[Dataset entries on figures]
## START

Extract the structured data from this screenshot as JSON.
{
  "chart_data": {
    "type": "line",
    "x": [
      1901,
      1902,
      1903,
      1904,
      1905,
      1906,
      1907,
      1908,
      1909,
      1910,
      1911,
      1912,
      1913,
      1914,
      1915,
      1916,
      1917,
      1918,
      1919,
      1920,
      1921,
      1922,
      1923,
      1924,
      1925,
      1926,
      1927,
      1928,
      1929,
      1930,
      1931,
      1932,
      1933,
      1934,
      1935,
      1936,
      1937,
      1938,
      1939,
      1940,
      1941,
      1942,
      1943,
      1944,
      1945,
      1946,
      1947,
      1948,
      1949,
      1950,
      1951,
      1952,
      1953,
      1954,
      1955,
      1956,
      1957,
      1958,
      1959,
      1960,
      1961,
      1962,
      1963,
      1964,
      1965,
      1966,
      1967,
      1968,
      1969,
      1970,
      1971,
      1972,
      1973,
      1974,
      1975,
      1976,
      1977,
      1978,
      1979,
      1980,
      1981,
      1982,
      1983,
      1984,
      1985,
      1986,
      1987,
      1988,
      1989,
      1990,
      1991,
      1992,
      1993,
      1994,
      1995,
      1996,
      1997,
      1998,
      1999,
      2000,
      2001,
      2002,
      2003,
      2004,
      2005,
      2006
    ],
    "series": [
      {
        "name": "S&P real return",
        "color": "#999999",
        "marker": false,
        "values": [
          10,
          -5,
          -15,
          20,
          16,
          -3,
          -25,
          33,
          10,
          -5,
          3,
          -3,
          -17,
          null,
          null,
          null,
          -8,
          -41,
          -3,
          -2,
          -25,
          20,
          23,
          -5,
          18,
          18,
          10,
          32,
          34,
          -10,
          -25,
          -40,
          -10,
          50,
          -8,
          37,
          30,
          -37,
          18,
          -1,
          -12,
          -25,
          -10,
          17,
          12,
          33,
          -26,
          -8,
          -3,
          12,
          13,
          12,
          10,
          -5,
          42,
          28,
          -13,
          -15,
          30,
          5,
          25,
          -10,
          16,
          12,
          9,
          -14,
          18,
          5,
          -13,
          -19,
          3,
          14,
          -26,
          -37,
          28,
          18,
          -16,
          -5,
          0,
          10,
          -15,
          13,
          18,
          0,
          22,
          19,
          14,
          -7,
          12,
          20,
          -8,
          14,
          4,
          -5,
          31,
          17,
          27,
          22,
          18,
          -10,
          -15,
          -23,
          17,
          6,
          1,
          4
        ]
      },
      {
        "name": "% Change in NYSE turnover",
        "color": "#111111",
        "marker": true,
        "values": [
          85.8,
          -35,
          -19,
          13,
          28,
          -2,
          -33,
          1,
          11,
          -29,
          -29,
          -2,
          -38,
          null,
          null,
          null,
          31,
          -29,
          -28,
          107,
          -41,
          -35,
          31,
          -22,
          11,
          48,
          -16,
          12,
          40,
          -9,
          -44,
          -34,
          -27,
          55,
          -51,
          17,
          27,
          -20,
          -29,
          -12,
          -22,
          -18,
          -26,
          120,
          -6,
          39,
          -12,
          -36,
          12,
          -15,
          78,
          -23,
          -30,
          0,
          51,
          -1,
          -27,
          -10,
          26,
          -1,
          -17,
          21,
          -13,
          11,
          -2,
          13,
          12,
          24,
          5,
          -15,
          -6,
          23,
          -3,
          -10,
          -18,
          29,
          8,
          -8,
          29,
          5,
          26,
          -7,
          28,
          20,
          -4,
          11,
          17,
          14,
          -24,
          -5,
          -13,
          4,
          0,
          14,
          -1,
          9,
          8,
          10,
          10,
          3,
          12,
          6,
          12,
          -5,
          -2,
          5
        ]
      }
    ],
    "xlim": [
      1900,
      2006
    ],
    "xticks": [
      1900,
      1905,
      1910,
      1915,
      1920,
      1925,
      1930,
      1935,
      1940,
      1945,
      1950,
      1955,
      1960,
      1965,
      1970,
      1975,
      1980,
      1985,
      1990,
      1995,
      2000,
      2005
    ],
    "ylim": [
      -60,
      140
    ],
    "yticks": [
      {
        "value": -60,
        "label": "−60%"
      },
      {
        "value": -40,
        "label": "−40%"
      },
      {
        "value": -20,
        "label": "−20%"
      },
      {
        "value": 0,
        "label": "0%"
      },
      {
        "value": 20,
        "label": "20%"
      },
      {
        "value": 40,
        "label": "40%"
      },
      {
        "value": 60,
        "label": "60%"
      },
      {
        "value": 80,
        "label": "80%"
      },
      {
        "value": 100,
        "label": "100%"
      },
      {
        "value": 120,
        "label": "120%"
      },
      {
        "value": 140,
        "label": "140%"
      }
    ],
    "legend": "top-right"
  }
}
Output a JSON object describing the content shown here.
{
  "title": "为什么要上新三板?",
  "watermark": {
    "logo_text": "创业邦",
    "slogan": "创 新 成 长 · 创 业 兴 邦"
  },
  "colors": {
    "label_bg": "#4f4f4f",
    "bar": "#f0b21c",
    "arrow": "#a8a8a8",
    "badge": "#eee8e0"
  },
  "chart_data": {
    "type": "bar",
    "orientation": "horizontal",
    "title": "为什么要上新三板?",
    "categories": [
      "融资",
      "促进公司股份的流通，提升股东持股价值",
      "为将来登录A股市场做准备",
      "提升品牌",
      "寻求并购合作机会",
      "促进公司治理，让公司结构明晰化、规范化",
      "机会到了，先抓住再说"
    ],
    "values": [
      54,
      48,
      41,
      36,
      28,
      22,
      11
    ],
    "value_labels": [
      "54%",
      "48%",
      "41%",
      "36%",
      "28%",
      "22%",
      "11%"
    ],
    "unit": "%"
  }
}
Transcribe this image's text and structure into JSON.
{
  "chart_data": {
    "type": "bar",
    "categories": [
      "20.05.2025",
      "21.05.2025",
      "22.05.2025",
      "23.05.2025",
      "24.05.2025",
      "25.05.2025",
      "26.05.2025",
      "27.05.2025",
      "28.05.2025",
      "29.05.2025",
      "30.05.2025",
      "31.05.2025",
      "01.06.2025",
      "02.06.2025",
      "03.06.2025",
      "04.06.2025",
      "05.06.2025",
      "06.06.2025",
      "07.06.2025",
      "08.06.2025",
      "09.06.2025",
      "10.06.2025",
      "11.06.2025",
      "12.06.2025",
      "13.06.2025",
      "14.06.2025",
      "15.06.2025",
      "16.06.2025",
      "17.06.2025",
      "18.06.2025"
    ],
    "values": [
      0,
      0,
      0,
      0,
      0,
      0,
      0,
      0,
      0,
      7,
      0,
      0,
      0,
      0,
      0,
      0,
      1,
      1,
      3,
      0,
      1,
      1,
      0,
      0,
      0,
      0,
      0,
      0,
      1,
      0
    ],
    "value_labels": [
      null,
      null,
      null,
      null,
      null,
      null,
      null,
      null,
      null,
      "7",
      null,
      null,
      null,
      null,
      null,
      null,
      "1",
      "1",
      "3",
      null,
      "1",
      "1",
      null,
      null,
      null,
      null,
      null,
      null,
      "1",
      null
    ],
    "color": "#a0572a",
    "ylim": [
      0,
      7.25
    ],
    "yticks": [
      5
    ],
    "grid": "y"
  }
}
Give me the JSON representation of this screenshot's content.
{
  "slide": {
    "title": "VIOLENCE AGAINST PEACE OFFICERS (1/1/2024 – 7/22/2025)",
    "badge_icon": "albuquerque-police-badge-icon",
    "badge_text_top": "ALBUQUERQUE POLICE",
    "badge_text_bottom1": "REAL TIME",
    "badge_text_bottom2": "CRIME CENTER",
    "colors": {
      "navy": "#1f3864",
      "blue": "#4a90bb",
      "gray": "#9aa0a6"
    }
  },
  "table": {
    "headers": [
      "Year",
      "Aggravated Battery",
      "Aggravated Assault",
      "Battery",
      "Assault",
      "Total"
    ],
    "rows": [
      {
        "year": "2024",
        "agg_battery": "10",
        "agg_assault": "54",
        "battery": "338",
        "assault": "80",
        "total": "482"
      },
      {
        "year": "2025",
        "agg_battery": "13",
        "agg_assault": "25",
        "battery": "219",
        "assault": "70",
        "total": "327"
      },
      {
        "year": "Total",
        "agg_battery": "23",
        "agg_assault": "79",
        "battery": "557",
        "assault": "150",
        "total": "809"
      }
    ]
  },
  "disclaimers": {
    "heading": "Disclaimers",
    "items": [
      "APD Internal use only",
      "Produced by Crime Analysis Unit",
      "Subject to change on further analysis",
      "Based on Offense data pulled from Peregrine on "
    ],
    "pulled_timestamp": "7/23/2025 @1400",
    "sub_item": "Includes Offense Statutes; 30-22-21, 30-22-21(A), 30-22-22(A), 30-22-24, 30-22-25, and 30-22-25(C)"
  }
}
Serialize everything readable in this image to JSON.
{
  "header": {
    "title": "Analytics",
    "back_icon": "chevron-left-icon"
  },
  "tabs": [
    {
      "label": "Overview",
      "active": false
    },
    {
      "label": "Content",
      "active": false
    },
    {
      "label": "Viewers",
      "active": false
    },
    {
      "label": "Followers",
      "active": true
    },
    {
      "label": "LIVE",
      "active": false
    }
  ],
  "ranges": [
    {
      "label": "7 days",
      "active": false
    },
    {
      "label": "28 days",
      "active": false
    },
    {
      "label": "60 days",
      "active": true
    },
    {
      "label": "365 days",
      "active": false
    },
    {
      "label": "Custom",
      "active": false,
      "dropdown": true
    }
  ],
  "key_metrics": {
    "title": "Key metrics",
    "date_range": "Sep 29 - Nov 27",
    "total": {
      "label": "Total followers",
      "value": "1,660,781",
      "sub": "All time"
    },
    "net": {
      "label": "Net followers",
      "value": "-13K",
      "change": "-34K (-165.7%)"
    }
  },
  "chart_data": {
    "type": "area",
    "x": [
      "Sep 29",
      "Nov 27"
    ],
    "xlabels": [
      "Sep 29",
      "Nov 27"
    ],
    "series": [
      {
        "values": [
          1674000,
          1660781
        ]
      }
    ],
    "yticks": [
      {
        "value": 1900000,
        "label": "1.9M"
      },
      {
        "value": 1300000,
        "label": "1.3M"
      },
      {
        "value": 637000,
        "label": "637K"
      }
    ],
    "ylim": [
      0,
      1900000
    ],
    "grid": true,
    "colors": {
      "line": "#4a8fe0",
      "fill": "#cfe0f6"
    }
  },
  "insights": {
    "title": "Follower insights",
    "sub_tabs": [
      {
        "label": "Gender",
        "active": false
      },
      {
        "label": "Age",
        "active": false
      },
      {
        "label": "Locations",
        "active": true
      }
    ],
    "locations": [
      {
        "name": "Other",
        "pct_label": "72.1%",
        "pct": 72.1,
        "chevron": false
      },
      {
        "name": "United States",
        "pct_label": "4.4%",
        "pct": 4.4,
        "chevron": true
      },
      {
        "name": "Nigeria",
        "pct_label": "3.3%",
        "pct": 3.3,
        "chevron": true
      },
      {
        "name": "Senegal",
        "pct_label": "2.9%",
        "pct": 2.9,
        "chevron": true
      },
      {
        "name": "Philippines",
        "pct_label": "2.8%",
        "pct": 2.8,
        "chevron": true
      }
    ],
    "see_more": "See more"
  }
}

## END

▸ **Exercise task**
Select and copy every line from the records that includes the word "Aggravated".

▸ **Response to the task**
      "Aggravated Battery",
      "Aggravated Assault",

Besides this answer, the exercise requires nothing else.